# Excerpt to read
* * * * *
City bends bylaw to allow banned animals at Little Ray's

It still has some hurdles to clear, but Little Ray’s Reptile Zoo in Hamilton is on its way to bringing back some 30 banned animals it had to get rid of last year.
Steve Featherstone, owner of Little Ray's Reptile Zoo on Barton Street East, is pleased that the city planning committee voted to amend its responsible pet ownership bylaw. But he still has some hurdles to clear before the animals come back. (Samantha Craggs/CBC)

It still has some hurdles to clear, but Little Ray’s Reptile Zoo in Hamilton is on its way to bringing back some 30 banned animals it had to get rid of last year.

The city’s planning committee voted 4-3 on Tuesday to amend its responsible animal ownership bylaw to let Little Ray’s display large pythons and other banned animals at its Barton Street East indoor zoo.

It still needs council approval next Wednesday. And Little Ray’s still needs to be accredited by the Canadian Association of Zoos and Aquariums (CAZA), which will likely happen in September.
* * * * *
# Requirements
[A] In the news story about Little Ray's Reptile Zoo, by what vote did the city's planning committee amend the bylaw?
[B] Carry on the news story about Little Ray's Reptile Zoo, picking up right after its last sentence.

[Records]
* * * * *
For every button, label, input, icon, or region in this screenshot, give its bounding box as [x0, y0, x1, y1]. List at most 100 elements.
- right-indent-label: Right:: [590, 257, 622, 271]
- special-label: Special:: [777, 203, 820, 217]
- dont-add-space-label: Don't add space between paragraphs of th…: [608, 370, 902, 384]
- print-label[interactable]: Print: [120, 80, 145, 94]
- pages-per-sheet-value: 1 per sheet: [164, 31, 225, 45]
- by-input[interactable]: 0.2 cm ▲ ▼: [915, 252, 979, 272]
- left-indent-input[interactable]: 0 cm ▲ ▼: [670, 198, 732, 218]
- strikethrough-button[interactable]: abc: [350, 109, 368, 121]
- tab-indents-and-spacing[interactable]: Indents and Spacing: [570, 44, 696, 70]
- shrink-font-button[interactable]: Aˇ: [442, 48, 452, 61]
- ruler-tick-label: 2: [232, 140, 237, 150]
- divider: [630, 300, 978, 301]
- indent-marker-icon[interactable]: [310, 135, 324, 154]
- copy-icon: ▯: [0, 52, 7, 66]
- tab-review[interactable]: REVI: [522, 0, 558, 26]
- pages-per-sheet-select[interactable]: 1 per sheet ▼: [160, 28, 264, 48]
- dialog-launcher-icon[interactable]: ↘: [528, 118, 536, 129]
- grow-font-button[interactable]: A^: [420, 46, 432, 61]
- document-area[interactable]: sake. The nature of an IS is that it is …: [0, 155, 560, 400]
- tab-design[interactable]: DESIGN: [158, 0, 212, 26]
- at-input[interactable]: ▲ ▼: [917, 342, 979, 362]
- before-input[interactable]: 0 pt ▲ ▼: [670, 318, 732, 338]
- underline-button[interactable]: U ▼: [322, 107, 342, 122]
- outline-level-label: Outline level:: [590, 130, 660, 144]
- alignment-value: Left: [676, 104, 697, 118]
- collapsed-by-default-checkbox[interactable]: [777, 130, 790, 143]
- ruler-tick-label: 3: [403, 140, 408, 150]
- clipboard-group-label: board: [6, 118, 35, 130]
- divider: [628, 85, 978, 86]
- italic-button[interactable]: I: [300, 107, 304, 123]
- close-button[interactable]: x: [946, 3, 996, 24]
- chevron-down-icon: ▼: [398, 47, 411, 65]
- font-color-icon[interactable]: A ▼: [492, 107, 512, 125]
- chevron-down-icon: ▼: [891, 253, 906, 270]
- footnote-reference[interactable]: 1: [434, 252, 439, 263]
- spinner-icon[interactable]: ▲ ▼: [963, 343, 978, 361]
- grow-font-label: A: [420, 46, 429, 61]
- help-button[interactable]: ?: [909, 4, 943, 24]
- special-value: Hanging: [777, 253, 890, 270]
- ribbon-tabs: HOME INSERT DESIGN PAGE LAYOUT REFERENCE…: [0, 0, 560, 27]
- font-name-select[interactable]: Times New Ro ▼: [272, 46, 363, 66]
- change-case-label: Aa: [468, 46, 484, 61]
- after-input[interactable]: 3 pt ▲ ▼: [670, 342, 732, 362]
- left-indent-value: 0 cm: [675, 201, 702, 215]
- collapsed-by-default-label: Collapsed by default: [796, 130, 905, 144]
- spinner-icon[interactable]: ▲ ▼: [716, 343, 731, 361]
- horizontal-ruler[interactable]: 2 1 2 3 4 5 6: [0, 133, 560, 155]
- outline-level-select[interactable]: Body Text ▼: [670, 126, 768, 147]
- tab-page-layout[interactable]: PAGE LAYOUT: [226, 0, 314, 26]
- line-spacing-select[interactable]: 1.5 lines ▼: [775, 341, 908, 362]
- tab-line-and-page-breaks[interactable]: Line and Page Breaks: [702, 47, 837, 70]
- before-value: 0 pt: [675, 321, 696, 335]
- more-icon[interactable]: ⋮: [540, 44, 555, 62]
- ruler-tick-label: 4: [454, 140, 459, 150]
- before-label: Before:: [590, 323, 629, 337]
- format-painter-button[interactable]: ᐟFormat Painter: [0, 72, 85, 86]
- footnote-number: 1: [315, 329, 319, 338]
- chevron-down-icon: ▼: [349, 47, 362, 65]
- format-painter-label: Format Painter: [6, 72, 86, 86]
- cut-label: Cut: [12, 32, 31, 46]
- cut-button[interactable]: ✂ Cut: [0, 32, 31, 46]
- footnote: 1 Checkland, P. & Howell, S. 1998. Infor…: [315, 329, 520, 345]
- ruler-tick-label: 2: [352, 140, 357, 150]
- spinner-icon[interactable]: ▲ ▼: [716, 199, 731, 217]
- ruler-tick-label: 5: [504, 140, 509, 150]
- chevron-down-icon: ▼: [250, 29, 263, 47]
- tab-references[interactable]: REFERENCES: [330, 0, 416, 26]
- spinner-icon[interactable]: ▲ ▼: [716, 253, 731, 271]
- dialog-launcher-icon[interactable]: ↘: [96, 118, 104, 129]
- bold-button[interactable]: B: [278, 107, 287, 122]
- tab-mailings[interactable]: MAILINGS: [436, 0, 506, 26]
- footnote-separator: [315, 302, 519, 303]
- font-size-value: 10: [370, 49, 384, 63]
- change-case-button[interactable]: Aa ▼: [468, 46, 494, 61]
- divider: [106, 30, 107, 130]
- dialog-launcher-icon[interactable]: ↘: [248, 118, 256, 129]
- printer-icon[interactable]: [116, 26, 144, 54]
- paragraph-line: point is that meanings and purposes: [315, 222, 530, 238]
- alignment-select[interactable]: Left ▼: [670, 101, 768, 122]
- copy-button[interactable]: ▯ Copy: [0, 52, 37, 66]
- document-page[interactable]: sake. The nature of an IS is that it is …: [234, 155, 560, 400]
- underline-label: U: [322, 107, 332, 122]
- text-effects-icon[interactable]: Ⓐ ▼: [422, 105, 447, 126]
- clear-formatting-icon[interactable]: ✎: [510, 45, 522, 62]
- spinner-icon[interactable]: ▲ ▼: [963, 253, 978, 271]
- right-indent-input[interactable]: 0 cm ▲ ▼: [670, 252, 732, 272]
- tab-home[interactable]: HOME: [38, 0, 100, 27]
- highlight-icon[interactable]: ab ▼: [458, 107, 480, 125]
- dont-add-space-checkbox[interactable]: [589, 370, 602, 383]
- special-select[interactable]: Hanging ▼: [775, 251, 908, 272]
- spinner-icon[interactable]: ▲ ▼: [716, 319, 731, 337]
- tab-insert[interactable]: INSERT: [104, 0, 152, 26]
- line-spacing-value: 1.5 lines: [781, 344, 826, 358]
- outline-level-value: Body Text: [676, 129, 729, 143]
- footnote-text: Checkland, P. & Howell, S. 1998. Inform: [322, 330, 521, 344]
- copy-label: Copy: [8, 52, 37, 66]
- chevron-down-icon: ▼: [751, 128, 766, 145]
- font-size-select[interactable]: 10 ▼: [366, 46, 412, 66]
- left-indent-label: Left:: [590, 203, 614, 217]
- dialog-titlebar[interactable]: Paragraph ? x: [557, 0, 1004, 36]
* * * * *
# Results for the exercise
[A] 4-3

[B]
Steve Featherstone, owner of Little Ray’s on 869 Barton St. E., said he’s pleased with Tuesday’s vote. Last year, he had to move around 10 arachnids, 11 crocodilians, eight snakes and one lizard from his Hamilton zoo to comply with the city bylaw.

“We’re happy with this, absolutely.”

The new bylaw amendments say that organizations that house exotic animals for educational purposes can be exempted, provided they meet conditions, such as:

  • Pet stores won’t be allowed to keep, let alone sell, exotic animals such as crocodiles and some types of pythons
  • Businesses that share a heating, cooling or ventilation system with a neighbouring tenant may not keep banned exotic animals
  • To qualify for the exemptions, a facility must be certified with CAZA, an industry-run organization that sets health and safety standards for commercial animal enclosures across the country
  • The facility not be attached to any residential structure, or share a heating and air conditioning unit with another facility.
  • That staff do annual inspections.

The meeting drew about seven speakers against allowing the exemption. While the vote only dealt with displaying animals, speakers expressed concern about images and video of Little Ray’s staff wrapping large snakes around children at parties, and letting dozens of people handle them.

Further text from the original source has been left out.